Every record below is to be retyped exactly.

(Collected data entries)
□ □ □ □

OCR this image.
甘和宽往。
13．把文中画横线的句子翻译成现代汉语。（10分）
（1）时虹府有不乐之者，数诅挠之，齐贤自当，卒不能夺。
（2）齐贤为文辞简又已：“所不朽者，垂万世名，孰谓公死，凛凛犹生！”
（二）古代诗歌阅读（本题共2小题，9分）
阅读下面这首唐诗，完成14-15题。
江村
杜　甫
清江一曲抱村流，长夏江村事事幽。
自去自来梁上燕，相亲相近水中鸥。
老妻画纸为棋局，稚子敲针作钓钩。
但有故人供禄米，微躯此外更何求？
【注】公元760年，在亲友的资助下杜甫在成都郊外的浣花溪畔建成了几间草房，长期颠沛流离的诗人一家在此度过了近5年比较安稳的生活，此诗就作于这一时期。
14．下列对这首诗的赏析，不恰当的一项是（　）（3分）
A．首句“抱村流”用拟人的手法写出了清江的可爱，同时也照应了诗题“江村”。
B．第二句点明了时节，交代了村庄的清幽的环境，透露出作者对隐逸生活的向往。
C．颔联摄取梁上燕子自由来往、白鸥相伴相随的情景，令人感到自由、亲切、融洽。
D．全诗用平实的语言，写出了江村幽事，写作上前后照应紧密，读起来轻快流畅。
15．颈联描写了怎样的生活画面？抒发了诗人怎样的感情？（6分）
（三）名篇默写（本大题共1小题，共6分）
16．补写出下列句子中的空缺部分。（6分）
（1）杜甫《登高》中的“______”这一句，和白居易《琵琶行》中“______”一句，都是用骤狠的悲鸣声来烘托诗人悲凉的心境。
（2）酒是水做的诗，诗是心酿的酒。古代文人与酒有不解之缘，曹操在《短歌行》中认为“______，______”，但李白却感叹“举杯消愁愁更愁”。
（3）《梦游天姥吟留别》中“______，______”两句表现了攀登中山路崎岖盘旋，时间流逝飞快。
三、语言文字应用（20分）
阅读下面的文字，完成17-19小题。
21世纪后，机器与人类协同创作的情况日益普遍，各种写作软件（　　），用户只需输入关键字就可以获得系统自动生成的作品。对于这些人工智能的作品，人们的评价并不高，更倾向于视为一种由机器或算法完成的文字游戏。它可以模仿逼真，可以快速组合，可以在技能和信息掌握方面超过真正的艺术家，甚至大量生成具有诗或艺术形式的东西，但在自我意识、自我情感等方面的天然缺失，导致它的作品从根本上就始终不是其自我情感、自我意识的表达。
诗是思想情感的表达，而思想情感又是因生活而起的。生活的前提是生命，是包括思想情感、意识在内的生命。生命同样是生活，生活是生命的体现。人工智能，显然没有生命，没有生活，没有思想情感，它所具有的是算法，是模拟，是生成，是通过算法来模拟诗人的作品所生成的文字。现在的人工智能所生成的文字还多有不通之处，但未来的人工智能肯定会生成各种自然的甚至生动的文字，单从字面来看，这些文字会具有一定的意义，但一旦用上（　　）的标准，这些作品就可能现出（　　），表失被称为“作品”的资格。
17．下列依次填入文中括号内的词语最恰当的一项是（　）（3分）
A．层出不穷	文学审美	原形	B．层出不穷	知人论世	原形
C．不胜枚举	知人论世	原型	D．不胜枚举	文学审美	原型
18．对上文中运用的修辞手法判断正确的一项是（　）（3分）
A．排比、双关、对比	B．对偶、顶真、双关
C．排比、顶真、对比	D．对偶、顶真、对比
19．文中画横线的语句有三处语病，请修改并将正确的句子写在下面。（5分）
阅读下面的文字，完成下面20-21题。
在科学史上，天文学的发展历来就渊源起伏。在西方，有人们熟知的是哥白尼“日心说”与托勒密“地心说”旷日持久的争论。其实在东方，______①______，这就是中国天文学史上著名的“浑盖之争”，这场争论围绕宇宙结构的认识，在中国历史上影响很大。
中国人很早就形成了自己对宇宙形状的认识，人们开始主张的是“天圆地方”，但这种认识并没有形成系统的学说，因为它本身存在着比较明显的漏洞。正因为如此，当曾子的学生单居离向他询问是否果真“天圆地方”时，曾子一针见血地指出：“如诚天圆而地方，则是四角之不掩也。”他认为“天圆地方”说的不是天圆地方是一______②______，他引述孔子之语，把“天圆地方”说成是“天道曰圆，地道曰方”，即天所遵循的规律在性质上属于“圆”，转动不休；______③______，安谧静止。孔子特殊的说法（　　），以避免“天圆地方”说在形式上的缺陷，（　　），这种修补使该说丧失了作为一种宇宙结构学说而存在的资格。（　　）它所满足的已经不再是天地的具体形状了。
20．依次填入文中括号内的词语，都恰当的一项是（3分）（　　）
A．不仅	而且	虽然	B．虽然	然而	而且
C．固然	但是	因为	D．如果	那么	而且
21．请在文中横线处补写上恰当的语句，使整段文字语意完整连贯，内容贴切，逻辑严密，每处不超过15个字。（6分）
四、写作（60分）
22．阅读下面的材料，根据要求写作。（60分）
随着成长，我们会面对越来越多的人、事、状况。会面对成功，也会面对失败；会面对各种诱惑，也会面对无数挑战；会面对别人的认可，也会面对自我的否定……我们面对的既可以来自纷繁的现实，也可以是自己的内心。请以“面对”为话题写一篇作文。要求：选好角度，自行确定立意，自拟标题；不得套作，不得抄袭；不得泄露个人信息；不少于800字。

□ □ □ □

§ **SOLUTION TO THIS TASK**
OCR this image.
甘和宽往。
13．把文中画横线的句子翻译成现代汉语。（10分）
（1）时虹府有不乐之者，数诅挠之，齐贤自当，卒不能夺。
（2）齐贤为文辞简又已：“所不朽者，垂万世名，孰谓公死，凛凛犹生！”
（二）古代诗歌阅读（本题共2小题，9分）
阅读下面这首唐诗，完成14-15题。
江村
杜　甫
清江一曲抱村流，长夏江村事事幽。
自去自来梁上燕，相亲相近水中鸥。
老妻画纸为棋局，稚子敲针作钓钩。
但有故人供禄米，微躯此外更何求？
【注】公元760年，在亲友的资助下杜甫在成都郊外的浣花溪畔建成了几间草房，长期颠沛流离的诗人一家在此度过了近5年比较安稳的生活，此诗就作于这一时期。
14．下列对这首诗的赏析，不恰当的一项是（　）（3分）
A．首句“抱村流”用拟人的手法写出了清江的可爱，同时也照应了诗题“江村”。
B．第二句点明了时节，交代了村庄的清幽的环境，透露出作者对隐逸生活的向往。
C．颔联摄取梁上燕子自由来往、白鸥相伴相随的情景，令人感到自由、亲切、融洽。
D．全诗用平实的语言，写出了江村幽事，写作上前后照应紧密，读起来轻快流畅。
15．颈联描写了怎样的生活画面？抒发了诗人怎样的感情？（6分）
（三）名篇默写（本大题共1小题，共6分）
16．补写出下列句子中的空缺部分。（6分）
（1）杜甫《登高》中的“______”这一句，和白居易《琵琶行》中“______”一句，都是用骤狠的悲鸣声来烘托诗人悲凉的心境。
（2）酒是水做的诗，诗是心酿的酒。古代文人与酒有不解之缘，曹操在《短歌行》中认为“______，______”，但李白却感叹“举杯消愁愁更愁”。
（3）《梦游天姥吟留别》中“______，______”两句表现了攀登中山路崎岖盘旋，时间流逝飞快。
三、语言文字应用（20分）
阅读下面的文字，完成17-19小题。
21世纪后，机器与人类协同创作的情况日益普遍，各种写作软件（　　），用户只需输入关键字就可以获得系统自动生成的作品。对于这些人工智能的作品，人们的评价并不高，更倾向于视为一种由机器或算法完成的文字游戏。它可以模仿逼真，可以快速组合，可以在技能和信息掌握方面超过真正的艺术家，甚至大量生成具有诗或艺术形式的东西，但在自我意识、自我情感等方面的天然缺失，导致它的作品从根本上就始终不是其自我情感、自我意识的表达。
诗是思想情感的表达，而思想情感又是因生活而起的。生活的前提是生命，是包括思想情感、意识在内的生命。生命同样是生活，生活是生命的体现。人工智能，显然没有生命，没有生活，没有思想情感，它所具有的是算法，是模拟，是生成，是通过算法来模拟诗人的作品所生成的文字。现在的人工智能所生成的文字还多有不通之处，但未来的人工智能肯定会生成各种自然的甚至生动的文字，单从字面来看，这些文字会具有一定的意义，但一旦用上（　　）的标准，这些作品就可能现出（　　），表失被称为“作品”的资格。
17．下列依次填入文中括号内的词语最恰当的一项是（　）（3分）
A．层出不穷	文学审美	原形	B．层出不穷	知人论世	原形
C．不胜枚举	知人论世	原型	D．不胜枚举	文学审美	原型
18．对上文中运用的修辞手法判断正确的一项是（　）（3分）
A．排比、双关、对比	B．对偶、顶真、双关
C．排比、顶真、对比	D．对偶、顶真、对比
19．文中画横线的语句有三处语病，请修改并将正确的句子写在下面。（5分）
阅读下面的文字，完成下面20-21题。
在科学史上，天文学的发展历来就渊源起伏。在西方，有人们熟知的是哥白尼“日心说”与托勒密“地心说”旷日持久的争论。其实在东方，______①______，这就是中国天文学史上著名的“浑盖之争”，这场争论围绕宇宙结构的认识，在中国历史上影响很大。
中国人很早就形成了自己对宇宙形状的认识，人们开始主张的是“天圆地方”，但这种认识并没有形成系统的学说，因为它本身存在着比较明显的漏洞。正因为如此，当曾子的学生单居离向他询问是否果真“天圆地方”时，曾子一针见血地指出：“如诚天圆而地方，则是四角之不掩也。”他认为“天圆地方”说的不是天圆地方是一______②______，他引述孔子之语，把“天圆地方”说成是“天道曰圆，地道曰方”，即天所遵循的规律在性质上属于“圆”，转动不休；______③______，安谧静止。孔子特殊的说法（　　），以避免“天圆地方”说在形式上的缺陷，（　　），这种修补使该说丧失了作为一种宇宙结构学说而存在的资格。（　　）它所满足的已经不再是天地的具体形状了。
20．依次填入文中括号内的词语，都恰当的一项是（3分）（　　）
A．不仅	而且	虽然	B．虽然	然而	而且
C．固然	但是	因为	D．如果	那么	而且
21．请在文中横线处补写上恰当的语句，使整段文字语意完整连贯，内容贴切，逻辑严密，每处不超过15个字。（6分）
四、写作（60分）
22．阅读下面的材料，根据要求写作。（60分）
随着成长，我们会面对越来越多的人、事、状况。会面对成功，也会面对失败；会面对各种诱惑，也会面对无数挑战；会面对别人的认可，也会面对自我的否定……我们面对的既可以来自纷繁的现实，也可以是自己的内心。请以“面对”为话题写一篇作文。要求：选好角度，自行确定立意，自拟标题；不得套作，不得抄袭；不得泄露个人信息；不少于800字。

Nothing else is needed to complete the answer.